### Extracted records
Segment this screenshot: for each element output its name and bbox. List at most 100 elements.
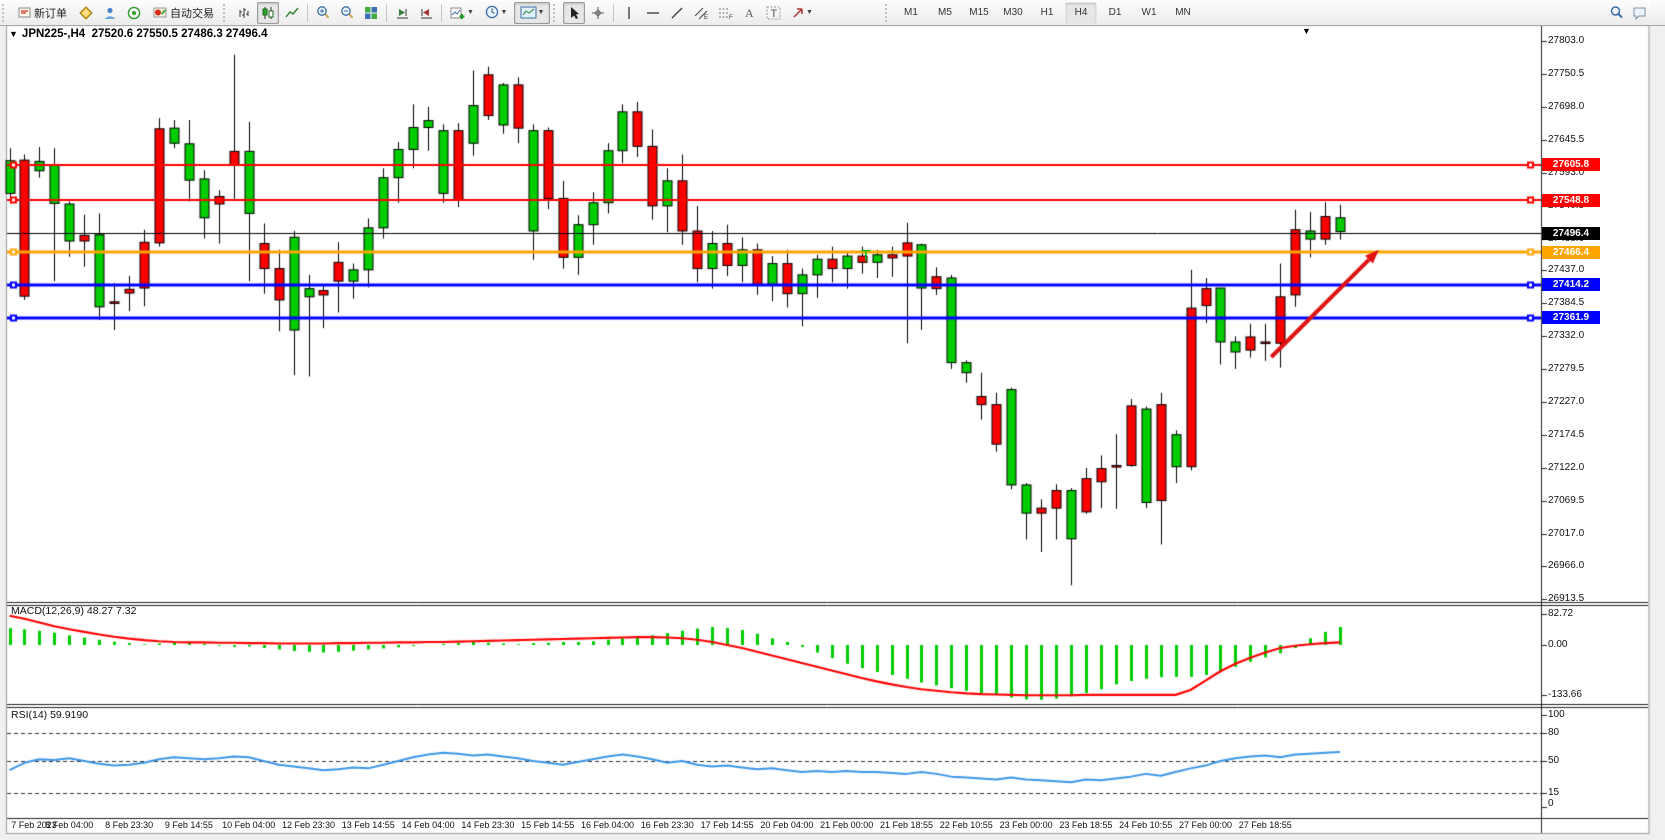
autotrading-button[interactable]: 自动交易 [147, 2, 220, 24]
price-axis-tick: 27174.5 [1548, 429, 1585, 441]
editor-icon[interactable] [75, 2, 97, 24]
tf-w1-button[interactable]: W1 [1141, 7, 1157, 18]
rsi-scale-tick: 50 [1548, 755, 1560, 766]
date-axis-label: 8 Feb 23:30 [105, 820, 154, 830]
horizontal-line-icon[interactable] [642, 2, 664, 24]
date-axis-label: 24 Feb 10:55 [1119, 820, 1173, 830]
toolbar-separator [386, 3, 387, 22]
price-axis-tick: 27332.0 [1548, 330, 1585, 342]
auto-scroll-icon[interactable] [391, 2, 413, 24]
tf-m30-button[interactable]: M30 [1003, 7, 1023, 18]
toolbar-separator [441, 3, 442, 22]
price-axis-tick: 27122.0 [1548, 461, 1585, 473]
price-axis-tick: 27698.0 [1548, 100, 1585, 112]
date-axis-label: 15 Feb 14:55 [521, 820, 575, 830]
price-line-label[interactable]: 27361.9 [1542, 311, 1600, 325]
bar-chart-icon[interactable] [233, 2, 255, 24]
dropdown-caret: ▼ [806, 9, 813, 16]
svg-text:F: F [729, 15, 733, 20]
date-axis-label: 14 Feb 23:30 [461, 820, 515, 830]
date-axis-label: 10 Feb 04:00 [222, 820, 276, 830]
price-axis-tick: 27750.5 [1548, 67, 1585, 79]
text-icon[interactable]: A [738, 2, 760, 24]
autotrading-label: 自动交易 [170, 7, 214, 20]
line-chart-icon[interactable] [281, 2, 303, 24]
date-axis-label: 8 Feb 04:00 [45, 820, 94, 830]
price-axis-tick: 26966.0 [1548, 559, 1585, 571]
new-order-icon [18, 7, 31, 18]
tf-m5-button[interactable]: M5 [938, 7, 952, 18]
notification-badge: 1 [1645, 0, 1651, 10]
arrows-tool-icon[interactable]: ▼ [786, 2, 818, 24]
dropdown-caret: ▼ [537, 9, 545, 16]
signals-icon[interactable] [123, 2, 145, 24]
text-label-icon[interactable]: T [762, 2, 784, 24]
date-axis-label: 27 Feb 00:00 [1178, 820, 1233, 830]
tf-m15-button[interactable]: M15 [969, 7, 989, 18]
autotrading-icon [153, 7, 167, 18]
new-chart-icon[interactable]: ▼ [446, 2, 478, 24]
price-axis-tick: 27069.5 [1548, 494, 1585, 506]
zoom-in-icon[interactable] [312, 2, 334, 24]
price-line-label[interactable]: 27548.8 [1542, 193, 1600, 207]
price-line-label[interactable]: 27605.8 [1542, 158, 1600, 172]
date-axis-label: 23 Feb 18:55 [1059, 820, 1113, 830]
zoom-out-icon[interactable] [336, 2, 358, 24]
macd-scale-tick: 82.72 [1548, 607, 1574, 619]
date-axis-label: 21 Feb 18:55 [879, 820, 934, 830]
tf-h4-button[interactable]: H4 [1065, 1, 1097, 24]
trendline-icon[interactable] [666, 2, 688, 24]
price-axis-tick: 27593.0 [1548, 166, 1585, 178]
tf-d1-button[interactable]: D1 [1108, 7, 1122, 18]
macd-scale-tick: 0.00 [1548, 639, 1568, 650]
date-axis-label: 7 Feb 2023 [11, 820, 57, 830]
toolbar-grip [885, 3, 892, 22]
price-line-label[interactable]: 27414.2 [1542, 278, 1600, 292]
tf-m1-button[interactable]: M1 [904, 7, 918, 18]
svg-text:E: E [704, 15, 708, 20]
date-axis-label: 27 Feb 18:55 [1238, 820, 1292, 830]
new-order-button[interactable]: 新订单 [12, 2, 73, 24]
price-line-label[interactable]: 27496.4 [1542, 226, 1600, 240]
candlestick-chart-icon[interactable] [257, 1, 279, 24]
rsi-scale-tick: 80 [1548, 727, 1560, 739]
notifications-icon[interactable]: 1 [1629, 0, 1651, 24]
date-axis-label: 23 Feb 00:00 [999, 820, 1053, 830]
crosshair-icon[interactable] [587, 2, 609, 24]
vertical-line-icon[interactable] [618, 2, 640, 24]
tile-windows-icon[interactable] [360, 2, 382, 24]
toolbar-grip [223, 3, 230, 22]
tf-h1-button[interactable]: H1 [1040, 7, 1054, 18]
price-axis-tick: 27437.0 [1548, 264, 1585, 276]
main-toolbar: 新订单 自动交易 [0, 0, 1665, 26]
dropdown-caret: ▼ [500, 9, 508, 16]
macd-scale-tick: -133.66 [1548, 689, 1582, 701]
svg-text:T: T [770, 8, 777, 20]
fibonacci-icon[interactable]: F [714, 2, 736, 24]
date-axis-label: 14 Feb 04:00 [401, 820, 455, 830]
svg-text:A: A [745, 6, 754, 19]
date-axis-label: 16 Feb 04:00 [580, 820, 635, 830]
profile-icon[interactable] [99, 2, 121, 24]
channel-icon[interactable]: E [690, 2, 712, 24]
cursor-icon[interactable] [563, 1, 585, 24]
templates-icon[interactable]: ▼ [514, 1, 550, 24]
rsi-scale-tick: 0 [1548, 798, 1554, 809]
toolbar-separator [307, 3, 308, 22]
tf-mn-button[interactable]: MN [1175, 7, 1191, 18]
date-axis-label: 21 Feb 00:00 [820, 820, 874, 830]
price-line-label[interactable]: 27466.4 [1542, 245, 1600, 259]
price-axis-tick: 27279.5 [1548, 363, 1585, 375]
chart-shift-icon[interactable] [415, 2, 437, 24]
dropdown-caret: ▼ [467, 9, 474, 16]
date-axis-label: 9 Feb 14:55 [164, 820, 213, 830]
price-axis-tick: 27017.0 [1548, 527, 1585, 539]
new-order-label: 新订单 [34, 7, 67, 20]
date-axis-label: 22 Feb 10:55 [939, 820, 993, 830]
rsi-scale-tick: 15 [1548, 787, 1560, 799]
toolbar-grip [2, 3, 9, 22]
period-clock-icon[interactable]: ▼ [480, 2, 512, 24]
search-icon[interactable] [1605, 2, 1627, 24]
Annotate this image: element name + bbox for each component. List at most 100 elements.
######
Objective —
Please rewrite every line of the records above as a numbered list, skipping any blank lines and leaving the pictures out.

Answer for this exercise —
1. Segment this screenshot: for each element output its name and bbox. List at most 100 elements.
2. autotrading-button[interactable]: 自动交易 [147, 2, 220, 24]
3. price-axis-tick: 27174.5 [1548, 429, 1585, 441]
4. editor-icon[interactable] [75, 2, 97, 24]
5. tf-w1-button[interactable]: W1 [1141, 7, 1157, 18]
6. rsi-scale-tick: 50 [1548, 755, 1560, 766]
7. date-axis-label: 8 Feb 23:30 [105, 820, 154, 830]
8. horizontal-line-icon[interactable] [642, 2, 664, 24]
9. date-axis-label: 24 Feb 10:55 [1119, 820, 1173, 830]
10. toolbar-separator [386, 3, 387, 22]
11. price-axis-tick: 27332.0 [1548, 330, 1585, 342]
12. auto-scroll-icon[interactable] [391, 2, 413, 24]
13. tf-m30-button[interactable]: M30 [1003, 7, 1023, 18]
14. toolbar-separator [441, 3, 442, 22]
15. price-axis-tick: 27122.0 [1548, 461, 1585, 473]
16. price-axis-tick: 27698.0 [1548, 100, 1585, 112]
17. date-axis-label: 15 Feb 14:55 [521, 820, 575, 830]
18. price-line-label[interactable]: 27361.9 [1542, 311, 1600, 325]
19. bar-chart-icon[interactable] [233, 2, 255, 24]
20. dropdown-caret: ▼ [806, 9, 813, 16]
21. svg-text:F: F [729, 15, 733, 20]
22. date-axis-label: 14 Feb 23:30 [461, 820, 515, 830]
23. date-axis-label: 10 Feb 04:00 [222, 820, 276, 830]
24. price-axis-tick: 27750.5 [1548, 67, 1585, 79]
25. text-icon[interactable]: A [738, 2, 760, 24]
26. autotrading-label: 自动交易 [170, 7, 214, 20]
27. line-chart-icon[interactable] [281, 2, 303, 24]
28. date-axis-label: 8 Feb 04:00 [45, 820, 94, 830]
29. price-axis-tick: 26966.0 [1548, 559, 1585, 571]
30. new-order-icon [18, 7, 31, 18]
31. tf-m5-button[interactable]: M5 [938, 7, 952, 18]
32. notification-badge: 1 [1645, 0, 1651, 10]
33. arrows-tool-icon[interactable]: ▼ [786, 2, 818, 24]
34. dropdown-caret: ▼ [537, 9, 545, 16]
35. signals-icon[interactable] [123, 2, 145, 24]
36. text-label-icon[interactable]: T [762, 2, 784, 24]
37. date-axis-label: 27 Feb 00:00 [1178, 820, 1233, 830]
38. tf-m15-button[interactable]: M15 [969, 7, 989, 18]
39. autotrading-icon [153, 7, 167, 18]
40. new-chart-icon[interactable]: ▼ [446, 2, 478, 24]
41. price-axis-tick: 27069.5 [1548, 494, 1585, 506]
42. zoom-in-icon[interactable] [312, 2, 334, 24]
43. price-line-label[interactable]: 27548.8 [1542, 193, 1600, 207]
44. price-line-label[interactable]: 27605.8 [1542, 158, 1600, 172]
45. date-axis-label: 23 Feb 18:55 [1059, 820, 1113, 830]
46. zoom-out-icon[interactable] [336, 2, 358, 24]
47. macd-scale-tick: 82.72 [1548, 607, 1574, 619]
48. date-axis-label: 21 Feb 18:55 [879, 820, 934, 830]
49. tf-h4-button[interactable]: H4 [1065, 1, 1097, 24]
50. trendline-icon[interactable] [666, 2, 688, 24]
51. price-axis-tick: 27593.0 [1548, 166, 1585, 178]
52. tf-d1-button[interactable]: D1 [1108, 7, 1122, 18]
53. macd-scale-tick: 0.00 [1548, 639, 1568, 650]
54. date-axis-label: 7 Feb 2023 [11, 820, 57, 830]
55. toolbar-grip [885, 3, 892, 22]
56. price-line-label[interactable]: 27414.2 [1542, 278, 1600, 292]
57. tf-m1-button[interactable]: M1 [904, 7, 918, 18]
58. svg-text:E: E [704, 15, 708, 20]
59. date-axis-label: 27 Feb 18:55 [1238, 820, 1292, 830]
60. new-order-button[interactable]: 新订单 [12, 2, 73, 24]
61. price-line-label[interactable]: 27496.4 [1542, 226, 1600, 240]
62. candlestick-chart-icon[interactable] [257, 1, 279, 24]
63. rsi-scale-tick: 80 [1548, 727, 1560, 739]
64. notifications-icon[interactable]: 1 [1629, 0, 1651, 24]
65. date-axis-label: 23 Feb 00:00 [999, 820, 1053, 830]
66. crosshair-icon[interactable] [587, 2, 609, 24]
67. vertical-line-icon[interactable] [618, 2, 640, 24]
68. tile-windows-icon[interactable] [360, 2, 382, 24]
69. toolbar-grip [223, 3, 230, 22]
70. tf-h1-button[interactable]: H1 [1040, 7, 1054, 18]
71. price-axis-tick: 27437.0 [1548, 264, 1585, 276]
72. main-toolbar: 新订单 自动交易 [0, 0, 1665, 26]
73. dropdown-caret: ▼ [500, 9, 508, 16]
74. macd-scale-tick: -133.66 [1548, 689, 1582, 701]
75. svg-text:T: T [770, 8, 777, 20]
76. fibonacci-icon[interactable]: F [714, 2, 736, 24]
77. date-axis-label: 14 Feb 04:00 [401, 820, 455, 830]
78. svg-text:A: A [745, 6, 754, 19]
79. date-axis-label: 16 Feb 04:00 [580, 820, 635, 830]
80. profile-icon[interactable] [99, 2, 121, 24]
81. channel-icon[interactable]: E [690, 2, 712, 24]
82. cursor-icon[interactable] [563, 1, 585, 24]
83. templates-icon[interactable]: ▼ [514, 1, 550, 24]
84. rsi-scale-tick: 0 [1548, 798, 1554, 809]
85. toolbar-separator [307, 3, 308, 22]
86. tf-mn-button[interactable]: MN [1175, 7, 1191, 18]
87. date-axis-label: 21 Feb 00:00 [820, 820, 874, 830]
88. price-line-label[interactable]: 27466.4 [1542, 245, 1600, 259]
89. price-axis-tick: 27279.5 [1548, 363, 1585, 375]
90. chart-shift-icon[interactable] [415, 2, 437, 24]
91. dropdown-caret: ▼ [467, 9, 474, 16]
92. date-axis-label: 9 Feb 14:55 [164, 820, 213, 830]
93. price-axis-tick: 27017.0 [1548, 527, 1585, 539]
94. new-order-label: 新订单 [34, 7, 67, 20]
95. date-axis-label: 22 Feb 10:55 [939, 820, 993, 830]
96. rsi-scale-tick: 15 [1548, 787, 1560, 799]
97. toolbar-grip [2, 3, 9, 22]
98. period-clock-icon[interactable]: ▼ [480, 2, 512, 24]
99. search-icon[interactable] [1605, 2, 1627, 24]
100. Annotate this image: element name + bbox for each component. List at most 100 elements.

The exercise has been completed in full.